— What this task involves —
Read through the records below and copy each line that uses the word "Perforation".

━━━━━━

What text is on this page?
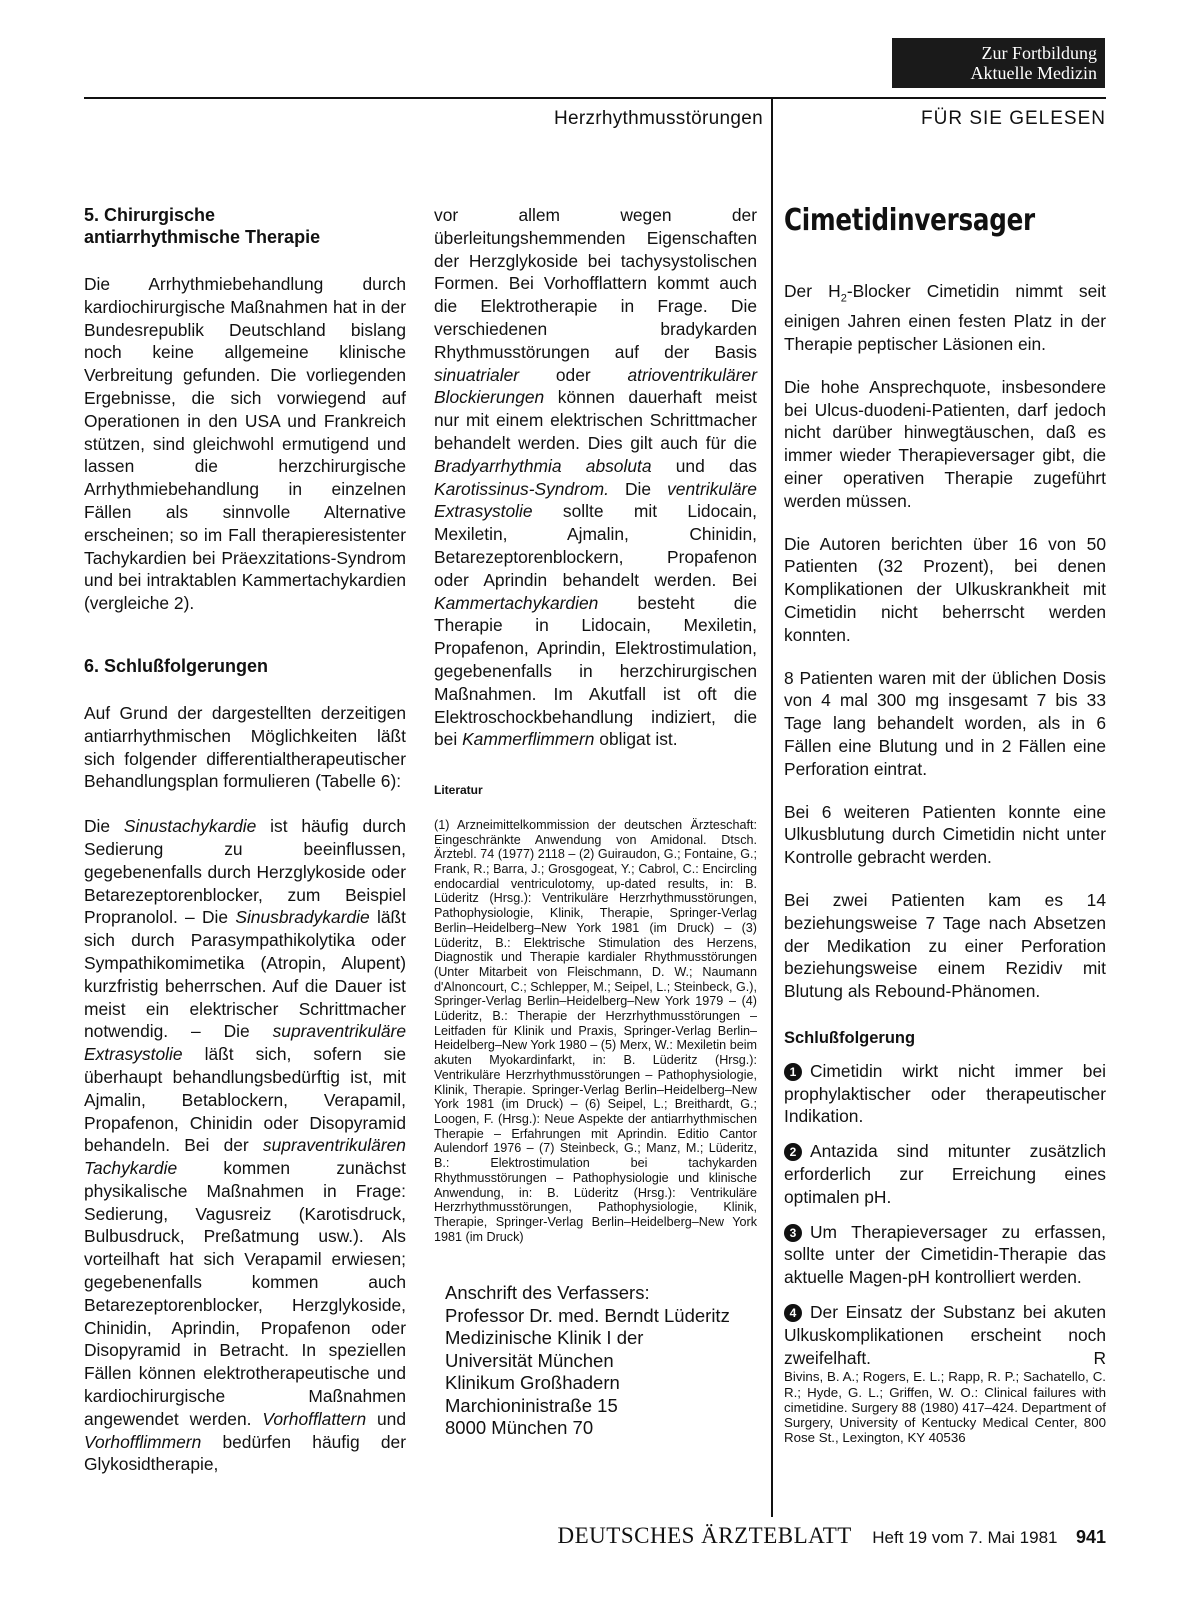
Zur Fortbildung
Aktuelle Medizin
Herzrhythmusstörungen	FÜR SIE GELESEN
5. Chirurgische
antiarrhythmische Therapie

Die Arrhythmiebehandlung durch kardiochirurgische Maßnahmen hat in der Bundesrepublik Deutschland bislang noch keine allgemeine klinische Verbreitung gefunden. Die vorliegenden Ergebnisse, die sich vorwiegend auf Operationen in den USA und Frankreich stützen, sind gleichwohl ermutigend und lassen die herzchirurgische Arrhythmiebehandlung in einzelnen Fällen als sinnvolle Alternative erscheinen; so im Fall therapieresistenter Tachykardien bei Präexzitations-Syndrom und bei intraktablen Kammertachykardien (vergleiche 2).

6. Schlußfolgerungen

Auf Grund der dargestellten derzeitigen antiarrhythmischen Möglichkeiten läßt sich folgender differentialtherapeutischer Behandlungsplan formulieren (Tabelle 6):

Die Sinustachykardie ist häufig durch Sedierung zu beeinflussen, gegebenenfalls durch Herzglykoside oder Betarezeptorenblocker, zum Beispiel Propranolol. – Die Sinusbradykardie läßt sich durch Parasympathikolytika oder Sympathikomimetika (Atropin, Alupent) kurzfristig beherrschen. Auf die Dauer ist meist ein elektrischer Schrittmacher notwendig. – Die supraventrikuläre Extrasystolie läßt sich, sofern sie überhaupt behandlungsbedürftig ist, mit Ajmalin, Betablockern, Verapamil, Propafenon, Chinidin oder Disopyramid behandeln. Bei der supraventrikulären Tachykardie	kommen zunächst physikalische Maßnahmen in Frage: Sedierung, Vagusreiz (Karotisdruck, Bulbusdruck, Preßatmung usw.). Als vorteilhaft hat sich Verapamil erwiesen; gegebenenfalls kommen auch Betarezeptorenblocker, Herzglykoside, Chinidin, Aprindin, Propafenon oder Disopyramid in Betracht. In speziellen Fällen können elektrotherapeutische und kardiochirurgische Maßnahmen angewendet werden. Vorhofflattern und Vorhofflimmern bedürfen häufig der Glykosidtherapie,

vor allem wegen der überleitungshemmenden Eigenschaften der Herzglykoside bei tachysystolischen Formen. Bei Vorhofflattern kommt auch die Elektrotherapie in Frage. Die verschiedenen bradykarden Rhythmusstörungen auf der Basis sinuatrialer oder atrioventrikulärer Blockierungen können dauerhaft meist nur mit einem elektrischen Schrittmacher behandelt werden. Dies gilt auch für die Bradyarrhythmia absoluta und das Karotissinus-Syndrom. Die ventrikuläre Extrasystolie sollte mit Lidocain, Mexiletin, Ajmalin, Chinidin, Betarezeptorenblockern, Propafenon oder Aprindin behandelt werden. Bei Kammertachykardien besteht die Therapie in Lidocain, Mexiletin, Propafenon, Aprindin, Elektrostimulation, gegebenenfalls in herzchirurgischen Maßnahmen. Im Akutfall ist oft die Elektroschockbehandlung indiziert, die bei Kammerflimmern obligat ist.

Literatur

(1) Arzneimittelkommission der deutschen Ärzteschaft: Eingeschränkte Anwendung von Amidonal. Dtsch. Ärztebl. 74 (1977) 2118 – (2) Guiraudon, G.; Fontaine, G.; Frank, R.; Barra, J.; Grosgogeat, Y.; Cabrol, C.: Encircling endocardial ventriculotomy, up-dated results, in: B. Lüderitz (Hrsg.): Ventrikuläre Herzrhythmusstörungen, Pathophysiologie, Klinik, Therapie, Springer-Verlag Berlin–Heidelberg–New York 1981 (im Druck) – (3) Lüderitz, B.: Elektrische Stimulation des Herzens, Diagnostik und Therapie kardialer Rhythmusstörungen (Unter Mitarbeit von Fleischmann, D. W.; Naumann d'Alnoncourt, C.; Schlepper, M.; Seipel, L.; Steinbeck, G.), Springer-Verlag Berlin–Heidelberg–New York 1979 – (4) Lüderitz, B.: Therapie der Herzrhythmusstörungen – Leitfaden für Klinik und Praxis, Springer-Verlag Berlin–Heidelberg–New York 1980 – (5) Merx, W.: Mexiletin beim akuten Myokardinfarkt, in: B. Lüderitz (Hrsg.): Ventrikuläre Herzrhythmusstörungen – Pathophysiologie, Klinik, Therapie. Springer-Verlag Berlin–Heidelberg–New York 1981 (im Druck) – (6) Seipel, L.; Breithardt, G.; Loogen, F. (Hrsg.): Neue Aspekte der antiarrhythmischen Therapie – Erfahrungen mit Aprindin. Editio Cantor Aulendorf 1976 – (7) Steinbeck, G.; Manz, M.; Lüderitz, B.: Elektrostimulation bei tachykarden Rhythmusstörungen – Pathophysiologie und klinische Anwendung, in: B. Lüderitz (Hrsg.): Ventrikuläre Herzrhythmusstörungen, Pathophysiologie, Klinik, Therapie, Springer-Verlag Berlin–Heidelberg–New York 1981 (im Druck)

Anschrift des Verfassers:
Professor Dr. med. Berndt Lüderitz
Medizinische Klinik I der
Universität München
Klinikum Großhadern
Marchioninistraße 15
8000 München 70
Cimetidinversager

Der $H_2$-Blocker Cimetidin nimmt seit einigen Jahren einen festen Platz in der Therapie peptischer Läsionen ein.

Die hohe Ansprechquote, insbesondere bei Ulcus-duodeni-Patienten, darf jedoch nicht darüber hinwegtäuschen, daß es immer wieder Therapieversager gibt, die einer operativen Therapie zugeführt werden müssen.

Die Autoren berichten über 16 von 50 Patienten (32 Prozent), bei denen Komplikationen der Ulkuskrankheit mit Cimetidin nicht beherrscht werden konnten.

8 Patienten waren mit der üblichen Dosis von 4 mal 300 mg insgesamt 7 bis 33 Tage lang behandelt worden, als in 6 Fällen eine Blutung und in 2 Fällen eine Perforation eintrat.

Bei 6 weiteren Patienten konnte eine Ulkusblutung durch Cimetidin nicht unter Kontrolle gebracht werden.

Bei zwei Patienten kam es 14 beziehungsweise 7 Tage nach Absetzen der Medikation zu einer Perforation beziehungsweise einem Rezidiv mit Blutung als Rebound-Phänomen.

Schlußfolgerung

1 Cimetidin wirkt nicht immer bei prophylaktischer oder therapeutischer Indikation.

2 Antazida sind mitunter zusätzlich erforderlich zur Erreichung eines optimalen pH.

3 Um Therapieversager zu erfassen, sollte unter der Cimetidin-Therapie das aktuelle Magen-pH kontrolliert werden.

4 Der Einsatz der Substanz bei akuten Ulkuskomplikationen erscheint noch zweifelhaft.	R

Bivins, B. A.; Rogers, E. L.; Rapp, R. P.; Sachatello, C. R.; Hyde, G. L.; Griffen, W. O.: Clinical failures with cimetidine. Surgery 88 (1980) 417–424. Department of Surgery, University of Kentucky Medical Center, 800 Rose St., Lexington, KY 40536

DEUTSCHES ÄRZTEBLATT Heft 19 vom 7. Mai 1981 941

━━━━━━

— Written response —
8 Patienten waren mit der üblichen Dosis von 4 mal 300 mg insgesamt 7 bis 33 Tage lang behandelt worden, als in 6 Fällen eine Blutung und in 2 Fällen eine Perforation eintrat.
Bei zwei Patienten kam es 14 beziehungsweise 7 Tage nach Absetzen der Medikation zu einer Perforation beziehungsweise einem Rezidiv mit Blutung als Rebound-Phänomen.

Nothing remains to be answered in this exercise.